Element location listings
========================================================================
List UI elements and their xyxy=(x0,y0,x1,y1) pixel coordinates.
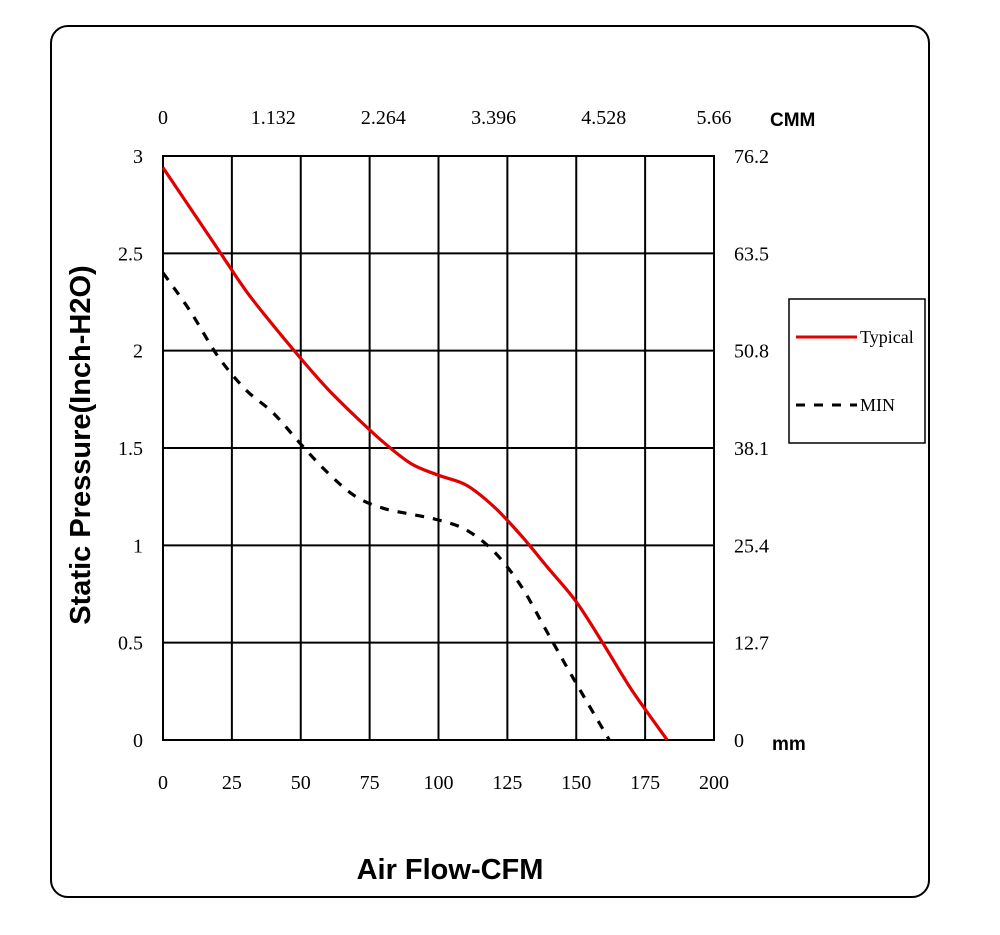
x-tick-label: 150 xyxy=(561,772,591,794)
tick-labels: 0 25 50 75 100 125 150 175 20000.511.522.53012.7… xyxy=(118,107,769,794)
right-tick-label: 63.5 xyxy=(734,243,769,265)
right-tick-label: 38.1 xyxy=(734,438,769,460)
grid xyxy=(163,156,714,740)
x-tick-label: 50 xyxy=(291,772,311,794)
plot-area xyxy=(162,155,715,741)
right-axis-unit: mm xyxy=(772,734,806,755)
series-line-typical xyxy=(161,166,669,741)
y-tick-label: 2 xyxy=(133,341,143,363)
y-tick-label: 0 xyxy=(133,730,143,752)
top-tick-label: 5.66 xyxy=(697,107,732,129)
x-axis-title: Air Flow-CFM xyxy=(357,854,544,886)
right-tick-label: 12.7 xyxy=(734,633,769,655)
legend-label-typical: Typical xyxy=(860,327,914,347)
top-tick-label: 1.132 xyxy=(251,107,296,129)
x-tick-label: 125 xyxy=(492,772,522,794)
series-group xyxy=(161,166,669,741)
legend-label-min: MIN xyxy=(860,395,895,415)
legend-box xyxy=(788,298,926,444)
x-tick-label: 100 xyxy=(424,772,454,794)
right-tick-label: 25.4 xyxy=(734,535,769,557)
top-tick-label: 2.264 xyxy=(361,107,406,129)
right-tick-label: 76.2 xyxy=(734,146,769,168)
top-tick-label: 0 xyxy=(158,107,168,129)
y-tick-label: 3 xyxy=(133,146,143,168)
y-tick-label: 1 xyxy=(133,535,143,557)
y-axis-title: Static Pressure(Inch-H2O) xyxy=(65,265,97,624)
y-tick-label: 1.5 xyxy=(118,438,143,460)
series-line-min xyxy=(161,271,611,741)
top-axis-unit: CMM xyxy=(770,110,815,131)
top-tick-label: 4.528 xyxy=(581,107,626,129)
legend: Typical MIN xyxy=(788,298,926,444)
x-tick-label: 0 xyxy=(158,772,168,794)
x-tick-label: 200 xyxy=(699,772,729,794)
x-tick-label: 75 xyxy=(360,772,380,794)
x-tick-label: 25 xyxy=(222,772,242,794)
x-tick-label: 175 xyxy=(630,772,660,794)
y-tick-label: 2.5 xyxy=(118,243,143,265)
chart-frame xyxy=(50,25,930,898)
y-tick-label: 0.5 xyxy=(118,633,143,655)
right-tick-label: 0 xyxy=(734,730,744,752)
right-tick-label: 50.8 xyxy=(734,341,769,363)
top-tick-label: 3.396 xyxy=(471,107,516,129)
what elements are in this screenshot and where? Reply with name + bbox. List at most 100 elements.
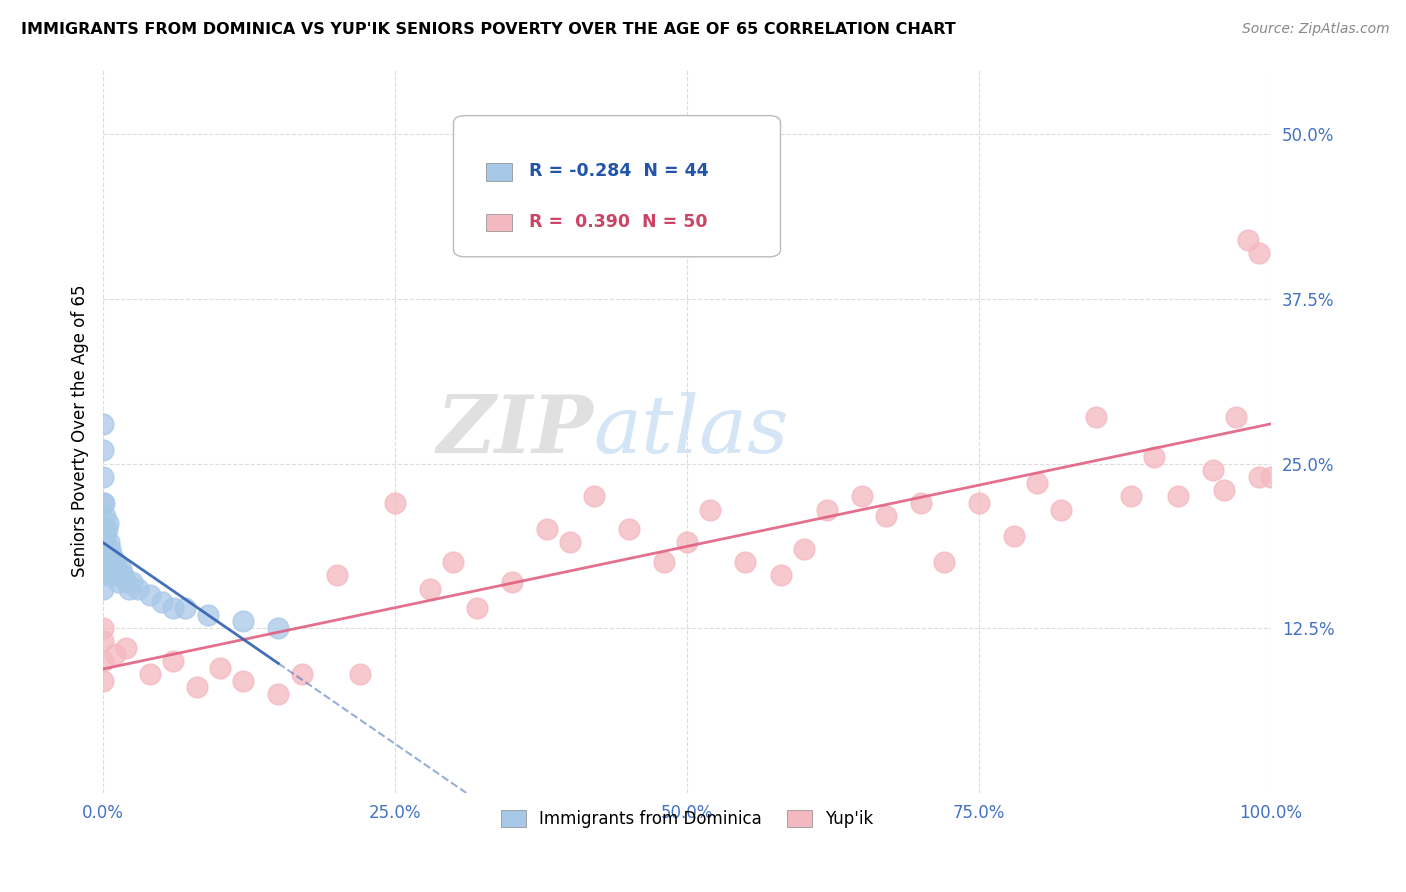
Point <box>96 522 118 536</box>
Point <box>96 542 118 557</box>
Point <box>267 621 290 635</box>
FancyBboxPatch shape <box>454 116 780 257</box>
Point <box>536 522 558 536</box>
Point <box>267 687 290 701</box>
Point <box>98 535 121 549</box>
Text: Source: ZipAtlas.com: Source: ZipAtlas.com <box>1241 22 1389 37</box>
Point <box>1143 450 1166 464</box>
Point <box>443 555 465 569</box>
Point <box>139 588 162 602</box>
Point <box>118 582 141 596</box>
Legend: Immigrants from Dominica, Yup'ik: Immigrants from Dominica, Yup'ik <box>494 804 880 835</box>
Point <box>101 549 124 563</box>
Point <box>1002 529 1025 543</box>
Point <box>91 443 114 458</box>
Point <box>98 542 121 557</box>
Point <box>91 654 114 668</box>
Point <box>115 640 138 655</box>
Point <box>91 634 114 648</box>
Point <box>617 522 640 536</box>
Point <box>104 568 127 582</box>
Point <box>186 681 208 695</box>
Point <box>1260 469 1282 483</box>
Point <box>91 555 114 569</box>
Point <box>91 469 114 483</box>
Y-axis label: Seniors Poverty Over the Age of 65: Seniors Poverty Over the Age of 65 <box>72 285 89 577</box>
Point <box>139 667 162 681</box>
Point <box>1249 469 1271 483</box>
Point <box>208 660 231 674</box>
Point <box>1201 463 1223 477</box>
Point <box>875 509 897 524</box>
Point <box>107 574 129 589</box>
Point <box>162 654 184 668</box>
Point <box>197 607 219 622</box>
Text: atlas: atlas <box>593 392 789 469</box>
Point <box>1084 410 1107 425</box>
Point <box>967 496 990 510</box>
Point <box>560 535 582 549</box>
Point <box>101 568 124 582</box>
Point <box>501 574 523 589</box>
Point <box>91 582 114 596</box>
Point <box>1167 490 1189 504</box>
Point <box>97 516 120 530</box>
Point <box>910 496 932 510</box>
Point <box>105 562 128 576</box>
Point <box>1119 490 1142 504</box>
Text: R =  0.390  N = 50: R = 0.390 N = 50 <box>530 213 707 231</box>
Point <box>110 562 132 576</box>
Text: R = -0.284  N = 44: R = -0.284 N = 44 <box>530 162 709 180</box>
Point <box>932 555 955 569</box>
Point <box>91 522 114 536</box>
Point <box>851 490 873 504</box>
Point <box>121 574 143 589</box>
Point <box>173 601 195 615</box>
Point <box>325 568 347 582</box>
Point <box>384 496 406 510</box>
Point <box>111 568 134 582</box>
Point <box>815 502 838 516</box>
Point <box>734 555 756 569</box>
Point <box>419 582 441 596</box>
Point <box>94 555 117 569</box>
Point <box>652 555 675 569</box>
Point <box>91 673 114 688</box>
Point <box>793 542 815 557</box>
Point <box>150 595 173 609</box>
Point <box>93 562 115 576</box>
Point <box>127 582 149 596</box>
Point <box>94 529 117 543</box>
Point <box>291 667 314 681</box>
Point <box>769 568 792 582</box>
Point <box>1249 245 1271 260</box>
Point <box>232 615 254 629</box>
Point <box>91 568 114 582</box>
Point <box>1049 502 1071 516</box>
Point <box>93 522 115 536</box>
Bar <box>486 163 512 181</box>
Point <box>97 555 120 569</box>
Point <box>104 555 127 569</box>
Point <box>94 509 117 524</box>
Point <box>1213 483 1236 497</box>
Point <box>582 490 605 504</box>
Point <box>93 496 115 510</box>
Text: IMMIGRANTS FROM DOMINICA VS YUP'IK SENIORS POVERTY OVER THE AGE OF 65 CORRELATIO: IMMIGRANTS FROM DOMINICA VS YUP'IK SENIO… <box>21 22 956 37</box>
Point <box>465 601 488 615</box>
Point <box>1026 476 1049 491</box>
Point <box>349 667 371 681</box>
Point <box>1236 233 1258 247</box>
Bar <box>486 214 512 231</box>
Point <box>676 535 699 549</box>
Point <box>91 417 114 431</box>
Text: ZIP: ZIP <box>437 392 593 469</box>
Point <box>699 502 721 516</box>
Point <box>1225 410 1247 425</box>
Point <box>91 496 114 510</box>
Point <box>232 673 254 688</box>
Point <box>100 555 122 569</box>
Point <box>115 574 138 589</box>
Point <box>91 621 114 635</box>
Point <box>91 549 114 563</box>
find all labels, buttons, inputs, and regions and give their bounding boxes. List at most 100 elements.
========================================================================
Copy every line of the records above word for word, from the first record through the last, leaving out the pictures.

# [RESULT]
List UI elements and their xyxy=(x0,y0,x1,y1) pixel coordinates.
x-tick-label: 150 xyxy=(561,772,591,794)
tick-labels: 0 25 50 75 100 125 150 175 20000.511.522.53012.7… xyxy=(118,107,769,794)
right-tick-label: 63.5 xyxy=(734,243,769,265)
right-tick-label: 38.1 xyxy=(734,438,769,460)
grid xyxy=(163,156,714,740)
x-tick-label: 50 xyxy=(291,772,311,794)
plot-area xyxy=(162,155,715,741)
right-axis-unit: mm xyxy=(772,734,806,755)
series-line-typical xyxy=(161,166,669,741)
y-tick-label: 2 xyxy=(133,341,143,363)
y-tick-label: 0 xyxy=(133,730,143,752)
top-tick-label: 5.66 xyxy=(697,107,732,129)
x-axis-title: Air Flow-CFM xyxy=(357,854,544,886)
right-tick-label: 12.7 xyxy=(734,633,769,655)
legend-label-typical: Typical xyxy=(860,327,914,347)
top-tick-label: 1.132 xyxy=(251,107,296,129)
x-tick-label: 125 xyxy=(492,772,522,794)
series-group xyxy=(161,166,669,741)
legend-label-min: MIN xyxy=(860,395,895,415)
legend-box xyxy=(788,298,926,444)
x-tick-label: 100 xyxy=(424,772,454,794)
right-tick-label: 25.4 xyxy=(734,535,769,557)
top-tick-label: 2.264 xyxy=(361,107,406,129)
right-tick-label: 76.2 xyxy=(734,146,769,168)
top-tick-label: 0 xyxy=(158,107,168,129)
y-tick-label: 3 xyxy=(133,146,143,168)
y-tick-label: 1 xyxy=(133,535,143,557)
y-axis-title: Static Pressure(Inch-H2O) xyxy=(65,265,97,624)
y-tick-label: 1.5 xyxy=(118,438,143,460)
series-line-min xyxy=(161,271,611,741)
top-axis-unit: CMM xyxy=(770,110,815,131)
top-tick-label: 4.528 xyxy=(581,107,626,129)
legend: Typical MIN xyxy=(788,298,926,444)
x-tick-label: 0 xyxy=(158,772,168,794)
x-tick-label: 200 xyxy=(699,772,729,794)
x-tick-label: 75 xyxy=(360,772,380,794)
x-tick-label: 25 xyxy=(222,772,242,794)
x-tick-label: 175 xyxy=(630,772,660,794)
y-tick-label: 2.5 xyxy=(118,243,143,265)
chart-frame xyxy=(50,25,930,898)
y-tick-label: 0.5 xyxy=(118,633,143,655)
right-tick-label: 0 xyxy=(734,730,744,752)
right-tick-label: 50.8 xyxy=(734,341,769,363)
top-tick-label: 3.396 xyxy=(471,107,516,129)
what elements are in this screenshot and where? Reply with name + bbox. List at most 100 elements.
Point <box>96 522 118 536</box>
Point <box>96 542 118 557</box>
Point <box>267 621 290 635</box>
FancyBboxPatch shape <box>454 116 780 257</box>
Point <box>536 522 558 536</box>
Point <box>267 687 290 701</box>
Point <box>98 535 121 549</box>
Text: Source: ZipAtlas.com: Source: ZipAtlas.com <box>1241 22 1389 37</box>
Point <box>1143 450 1166 464</box>
Point <box>443 555 465 569</box>
Point <box>139 588 162 602</box>
Point <box>118 582 141 596</box>
Legend: Immigrants from Dominica, Yup'ik: Immigrants from Dominica, Yup'ik <box>494 804 880 835</box>
Point <box>101 549 124 563</box>
Point <box>1002 529 1025 543</box>
Point <box>91 443 114 458</box>
Point <box>98 542 121 557</box>
Point <box>91 654 114 668</box>
Point <box>115 640 138 655</box>
Point <box>91 634 114 648</box>
Point <box>617 522 640 536</box>
Point <box>104 568 127 582</box>
Point <box>186 681 208 695</box>
Point <box>1260 469 1282 483</box>
Point <box>91 555 114 569</box>
Point <box>91 469 114 483</box>
Y-axis label: Seniors Poverty Over the Age of 65: Seniors Poverty Over the Age of 65 <box>72 285 89 577</box>
Point <box>139 667 162 681</box>
Point <box>1249 469 1271 483</box>
Point <box>208 660 231 674</box>
Point <box>1201 463 1223 477</box>
Point <box>875 509 897 524</box>
Point <box>107 574 129 589</box>
Point <box>162 654 184 668</box>
Point <box>197 607 219 622</box>
Text: atlas: atlas <box>593 392 789 469</box>
Point <box>1084 410 1107 425</box>
Point <box>967 496 990 510</box>
Point <box>560 535 582 549</box>
Point <box>101 568 124 582</box>
Point <box>501 574 523 589</box>
Point <box>91 582 114 596</box>
Point <box>1167 490 1189 504</box>
Point <box>97 516 120 530</box>
Point <box>910 496 932 510</box>
Point <box>105 562 128 576</box>
Point <box>1119 490 1142 504</box>
Text: R =  0.390  N = 50: R = 0.390 N = 50 <box>530 213 707 231</box>
Point <box>110 562 132 576</box>
Text: R = -0.284  N = 44: R = -0.284 N = 44 <box>530 162 709 180</box>
Point <box>932 555 955 569</box>
Point <box>91 522 114 536</box>
Point <box>851 490 873 504</box>
Point <box>121 574 143 589</box>
Point <box>173 601 195 615</box>
Point <box>325 568 347 582</box>
Point <box>384 496 406 510</box>
Point <box>111 568 134 582</box>
Point <box>815 502 838 516</box>
Point <box>734 555 756 569</box>
Point <box>419 582 441 596</box>
Point <box>94 555 117 569</box>
Point <box>652 555 675 569</box>
Point <box>91 673 114 688</box>
Point <box>793 542 815 557</box>
Point <box>150 595 173 609</box>
Point <box>93 562 115 576</box>
Point <box>127 582 149 596</box>
Point <box>94 529 117 543</box>
Point <box>291 667 314 681</box>
Point <box>769 568 792 582</box>
Point <box>1249 245 1271 260</box>
Point <box>232 615 254 629</box>
Point <box>91 568 114 582</box>
Point <box>1049 502 1071 516</box>
Point <box>93 522 115 536</box>
Bar <box>486 163 512 181</box>
Point <box>97 555 120 569</box>
Point <box>104 555 127 569</box>
Point <box>94 509 117 524</box>
Point <box>1213 483 1236 497</box>
Point <box>582 490 605 504</box>
Point <box>93 496 115 510</box>
Text: IMMIGRANTS FROM DOMINICA VS YUP'IK SENIORS POVERTY OVER THE AGE OF 65 CORRELATIO: IMMIGRANTS FROM DOMINICA VS YUP'IK SENIO… <box>21 22 956 37</box>
Point <box>465 601 488 615</box>
Point <box>1026 476 1049 491</box>
Point <box>349 667 371 681</box>
Point <box>1236 233 1258 247</box>
Bar <box>486 214 512 231</box>
Point <box>676 535 699 549</box>
Point <box>91 417 114 431</box>
Text: ZIP: ZIP <box>437 392 593 469</box>
Point <box>699 502 721 516</box>
Point <box>1225 410 1247 425</box>
Point <box>91 496 114 510</box>
Point <box>232 673 254 688</box>
Point <box>100 555 122 569</box>
Point <box>115 574 138 589</box>
Point <box>91 621 114 635</box>
Point <box>91 549 114 563</box>
find all labels, buttons, inputs, and regions and give their bounding boxes. List at most 100 elements.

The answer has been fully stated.